■ Records
◆ ◆ ◆ ◆

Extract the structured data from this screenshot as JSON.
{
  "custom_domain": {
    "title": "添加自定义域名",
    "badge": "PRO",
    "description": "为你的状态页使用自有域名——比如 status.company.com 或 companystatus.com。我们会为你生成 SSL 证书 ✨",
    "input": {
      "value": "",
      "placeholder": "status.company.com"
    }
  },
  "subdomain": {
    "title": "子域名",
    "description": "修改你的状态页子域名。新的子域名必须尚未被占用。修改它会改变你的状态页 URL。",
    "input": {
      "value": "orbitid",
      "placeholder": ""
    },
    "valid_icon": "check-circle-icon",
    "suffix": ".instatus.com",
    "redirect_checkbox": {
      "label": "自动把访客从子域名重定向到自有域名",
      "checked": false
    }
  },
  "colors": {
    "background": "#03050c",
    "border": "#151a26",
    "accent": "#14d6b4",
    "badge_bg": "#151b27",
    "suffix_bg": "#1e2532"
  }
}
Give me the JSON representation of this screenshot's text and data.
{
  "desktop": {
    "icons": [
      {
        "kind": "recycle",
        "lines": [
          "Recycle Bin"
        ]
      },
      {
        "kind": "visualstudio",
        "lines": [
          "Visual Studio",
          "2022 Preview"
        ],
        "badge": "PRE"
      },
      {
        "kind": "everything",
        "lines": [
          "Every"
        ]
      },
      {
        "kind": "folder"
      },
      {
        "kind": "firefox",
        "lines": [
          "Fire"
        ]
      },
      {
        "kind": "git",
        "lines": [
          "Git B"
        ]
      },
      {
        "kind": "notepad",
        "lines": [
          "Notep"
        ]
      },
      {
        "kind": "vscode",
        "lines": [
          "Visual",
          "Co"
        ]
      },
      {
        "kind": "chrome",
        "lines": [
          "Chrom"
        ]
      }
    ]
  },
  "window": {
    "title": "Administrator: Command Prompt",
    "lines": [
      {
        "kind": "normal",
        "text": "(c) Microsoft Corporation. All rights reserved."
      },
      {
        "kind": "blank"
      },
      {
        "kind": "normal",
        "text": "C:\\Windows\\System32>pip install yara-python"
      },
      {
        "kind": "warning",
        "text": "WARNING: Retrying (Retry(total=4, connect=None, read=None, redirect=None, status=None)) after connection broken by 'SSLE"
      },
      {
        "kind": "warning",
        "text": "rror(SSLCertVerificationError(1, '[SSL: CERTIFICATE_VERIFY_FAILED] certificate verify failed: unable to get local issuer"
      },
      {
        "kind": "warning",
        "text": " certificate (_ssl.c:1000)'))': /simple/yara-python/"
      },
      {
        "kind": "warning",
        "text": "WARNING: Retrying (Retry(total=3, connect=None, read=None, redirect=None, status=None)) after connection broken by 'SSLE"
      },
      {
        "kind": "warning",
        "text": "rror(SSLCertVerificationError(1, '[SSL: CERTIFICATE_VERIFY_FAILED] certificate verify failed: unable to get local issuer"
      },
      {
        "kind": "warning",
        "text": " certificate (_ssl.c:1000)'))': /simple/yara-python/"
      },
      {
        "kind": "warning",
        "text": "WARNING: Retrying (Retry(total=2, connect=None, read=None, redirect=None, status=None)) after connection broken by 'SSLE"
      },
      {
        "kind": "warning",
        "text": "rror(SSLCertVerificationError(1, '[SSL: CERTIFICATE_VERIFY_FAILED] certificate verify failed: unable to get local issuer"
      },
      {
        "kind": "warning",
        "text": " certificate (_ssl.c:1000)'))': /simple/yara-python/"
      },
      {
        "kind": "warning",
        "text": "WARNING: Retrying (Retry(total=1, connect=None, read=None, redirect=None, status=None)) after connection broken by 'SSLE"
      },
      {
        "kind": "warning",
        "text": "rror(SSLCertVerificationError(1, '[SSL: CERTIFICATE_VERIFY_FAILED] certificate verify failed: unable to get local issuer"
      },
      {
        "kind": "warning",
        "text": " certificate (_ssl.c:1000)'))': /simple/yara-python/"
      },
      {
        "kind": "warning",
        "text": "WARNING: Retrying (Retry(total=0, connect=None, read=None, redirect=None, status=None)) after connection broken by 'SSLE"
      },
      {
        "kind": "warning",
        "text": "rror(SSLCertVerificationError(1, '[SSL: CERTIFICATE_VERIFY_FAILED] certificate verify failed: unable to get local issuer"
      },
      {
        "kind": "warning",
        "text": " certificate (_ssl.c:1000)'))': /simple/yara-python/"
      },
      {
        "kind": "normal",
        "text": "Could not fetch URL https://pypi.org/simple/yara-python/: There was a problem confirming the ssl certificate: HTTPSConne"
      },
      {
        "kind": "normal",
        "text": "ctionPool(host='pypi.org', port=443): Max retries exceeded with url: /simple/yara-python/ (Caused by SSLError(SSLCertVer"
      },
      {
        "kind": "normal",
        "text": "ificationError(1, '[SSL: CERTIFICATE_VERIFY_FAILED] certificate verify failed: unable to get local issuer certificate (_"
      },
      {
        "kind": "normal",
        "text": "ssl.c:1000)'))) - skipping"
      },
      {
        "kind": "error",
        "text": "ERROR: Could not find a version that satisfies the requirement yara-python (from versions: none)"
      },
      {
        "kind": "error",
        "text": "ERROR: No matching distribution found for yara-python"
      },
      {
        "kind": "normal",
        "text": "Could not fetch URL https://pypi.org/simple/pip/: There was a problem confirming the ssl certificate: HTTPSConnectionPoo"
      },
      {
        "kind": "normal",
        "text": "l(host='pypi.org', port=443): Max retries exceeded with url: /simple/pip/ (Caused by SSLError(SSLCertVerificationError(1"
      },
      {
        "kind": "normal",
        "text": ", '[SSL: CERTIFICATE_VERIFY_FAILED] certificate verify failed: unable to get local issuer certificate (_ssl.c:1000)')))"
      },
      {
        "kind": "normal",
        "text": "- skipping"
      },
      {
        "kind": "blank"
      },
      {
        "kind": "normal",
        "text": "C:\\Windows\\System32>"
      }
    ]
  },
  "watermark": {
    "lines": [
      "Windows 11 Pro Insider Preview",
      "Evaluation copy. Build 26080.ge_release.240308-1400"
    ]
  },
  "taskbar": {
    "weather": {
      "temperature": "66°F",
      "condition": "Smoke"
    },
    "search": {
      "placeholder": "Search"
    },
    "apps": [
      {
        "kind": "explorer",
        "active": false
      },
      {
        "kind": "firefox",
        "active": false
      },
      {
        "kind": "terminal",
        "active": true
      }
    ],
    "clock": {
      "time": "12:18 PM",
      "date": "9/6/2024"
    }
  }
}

◆ ◆ ◆ ◆

■ YOUR TASK
Say how many lines of the listing above contain "fetch", with no other words.

■ SOLUTION
2